- _Aim of the exercise_: Please copy every row below word for word, leaving out the pictures.

- _Data listing_:
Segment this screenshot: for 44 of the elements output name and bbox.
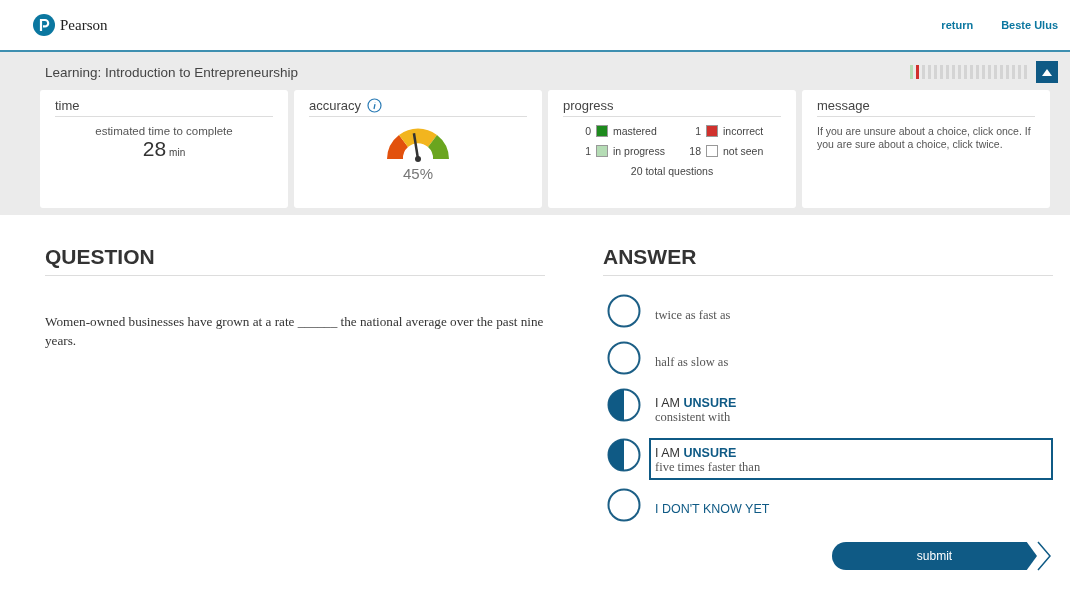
answer-option[interactable]: five times faster than xyxy=(655,460,1045,475)
legend-label: incorrect xyxy=(723,125,764,137)
card-title: progress xyxy=(563,98,614,113)
info-icon[interactable] xyxy=(367,98,383,113)
legend-label: mastered xyxy=(613,125,657,137)
choice-radio[interactable] xyxy=(607,438,641,472)
selected-answer-box[interactable]: I AM UNSURE five times faster than xyxy=(649,438,1053,480)
question-text: Women-owned businesses have grown at a rate ______ the national average over the past nine years. xyxy=(45,313,545,351)
choice-radio[interactable] xyxy=(607,488,641,522)
header-link[interactable]: Beste Ulus xyxy=(1001,19,1058,31)
card-title: message xyxy=(817,98,870,113)
choice-radio[interactable] xyxy=(607,294,641,328)
caret-icon xyxy=(1042,68,1052,76)
answer-option[interactable]: consistent with xyxy=(655,410,1045,425)
legend-label: not seen xyxy=(723,145,764,157)
answer-option[interactable]: half as slow as xyxy=(655,354,1045,370)
choice-radio[interactable] xyxy=(607,388,641,422)
course-title: Learning: Introduction to Entrepreneurship xyxy=(45,64,298,80)
answer-heading: ANSWER xyxy=(603,245,1053,276)
brand-name: Pearson xyxy=(60,16,108,34)
logo-icon xyxy=(33,14,55,36)
collapse-button[interactable] xyxy=(1036,61,1058,83)
progress-count: 18 xyxy=(688,145,701,157)
card-title: time xyxy=(55,98,80,113)
progress-count: 1 xyxy=(584,145,591,157)
unsure-label: I AM UNSURE xyxy=(655,396,738,410)
header-link[interactable]: return xyxy=(941,19,974,31)
time-unit: min xyxy=(169,147,186,158)
progress-count: 1 xyxy=(694,125,701,137)
unsure-label: I AM UNSURE xyxy=(655,446,738,460)
time-caption: estimated time to complete xyxy=(95,125,233,137)
accuracy-reading: 45% xyxy=(403,165,433,182)
total-questions: 20 total questions xyxy=(629,165,715,177)
legend-label: in progress xyxy=(613,145,665,157)
chevron-icon xyxy=(1037,541,1051,571)
choice-radio[interactable] xyxy=(607,341,641,375)
submit-button[interactable]: submit xyxy=(832,542,1037,570)
dont-know-option[interactable]: I DON'T KNOW YET xyxy=(655,502,1045,516)
question-heading: QUESTION xyxy=(45,245,545,276)
progress-count: 0 xyxy=(584,125,591,137)
message-text: If you are unsure about a choice, click once. If you are sure about a choice, click twice. xyxy=(817,125,1032,151)
answer-option[interactable]: twice as fast as xyxy=(655,307,1045,323)
card-title: accuracy xyxy=(309,98,362,113)
time-value: 28 xyxy=(142,137,167,161)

- _Answer in full_:
Segment this screenshot: for 44 of the elements output name and bbox.
answer-option[interactable]: five times faster than xyxy=(655,460,1045,475)
legend-label: incorrect xyxy=(723,125,764,137)
card-title: progress xyxy=(563,98,614,113)
info-icon[interactable] xyxy=(367,98,383,113)
legend-label: mastered xyxy=(613,125,657,137)
choice-radio[interactable] xyxy=(607,438,641,472)
selected-answer-box[interactable]: I AM UNSURE five times faster than xyxy=(649,438,1053,480)
question-text: Women-owned businesses have grown at a rate ______ the national average over the past nine years. xyxy=(45,313,545,351)
choice-radio[interactable] xyxy=(607,488,641,522)
header-link[interactable]: Beste Ulus xyxy=(1001,19,1058,31)
card-title: message xyxy=(817,98,870,113)
choice-radio[interactable] xyxy=(607,294,641,328)
caret-icon xyxy=(1042,68,1052,76)
answer-option[interactable]: consistent with xyxy=(655,410,1045,425)
legend-label: not seen xyxy=(723,145,764,157)
answer-option[interactable]: half as slow as xyxy=(655,354,1045,370)
choice-radio[interactable] xyxy=(607,388,641,422)
course-title: Learning: Introduction to Entrepreneurship xyxy=(45,64,298,80)
answer-heading: ANSWER xyxy=(603,245,1053,276)
brand-name: Pearson xyxy=(60,16,108,34)
logo-icon xyxy=(33,14,55,36)
collapse-button[interactable] xyxy=(1036,61,1058,83)
progress-count: 18 xyxy=(688,145,701,157)
card-title: time xyxy=(55,98,80,113)
progress-count: 1 xyxy=(584,145,591,157)
unsure-label: I AM UNSURE xyxy=(655,396,738,410)
header-link[interactable]: return xyxy=(941,19,974,31)
time-unit: min xyxy=(169,147,186,158)
progress-count: 1 xyxy=(694,125,701,137)
unsure-label: I AM UNSURE xyxy=(655,446,738,460)
time-caption: estimated time to complete xyxy=(95,125,233,137)
accuracy-reading: 45% xyxy=(403,165,433,182)
total-questions: 20 total questions xyxy=(629,165,715,177)
legend-label: in progress xyxy=(613,145,665,157)
chevron-icon xyxy=(1037,541,1051,571)
choice-radio[interactable] xyxy=(607,341,641,375)
submit-button[interactable]: submit xyxy=(832,542,1037,570)
dont-know-option[interactable]: I DON'T KNOW YET xyxy=(655,502,1045,516)
question-heading: QUESTION xyxy=(45,245,545,276)
progress-count: 0 xyxy=(584,125,591,137)
message-text: If you are unsure about a choice, click once. If you are sure about a choice, click twice. xyxy=(817,125,1032,151)
answer-option[interactable]: twice as fast as xyxy=(655,307,1045,323)
card-title: accuracy xyxy=(309,98,362,113)
time-value: 28 xyxy=(142,137,167,161)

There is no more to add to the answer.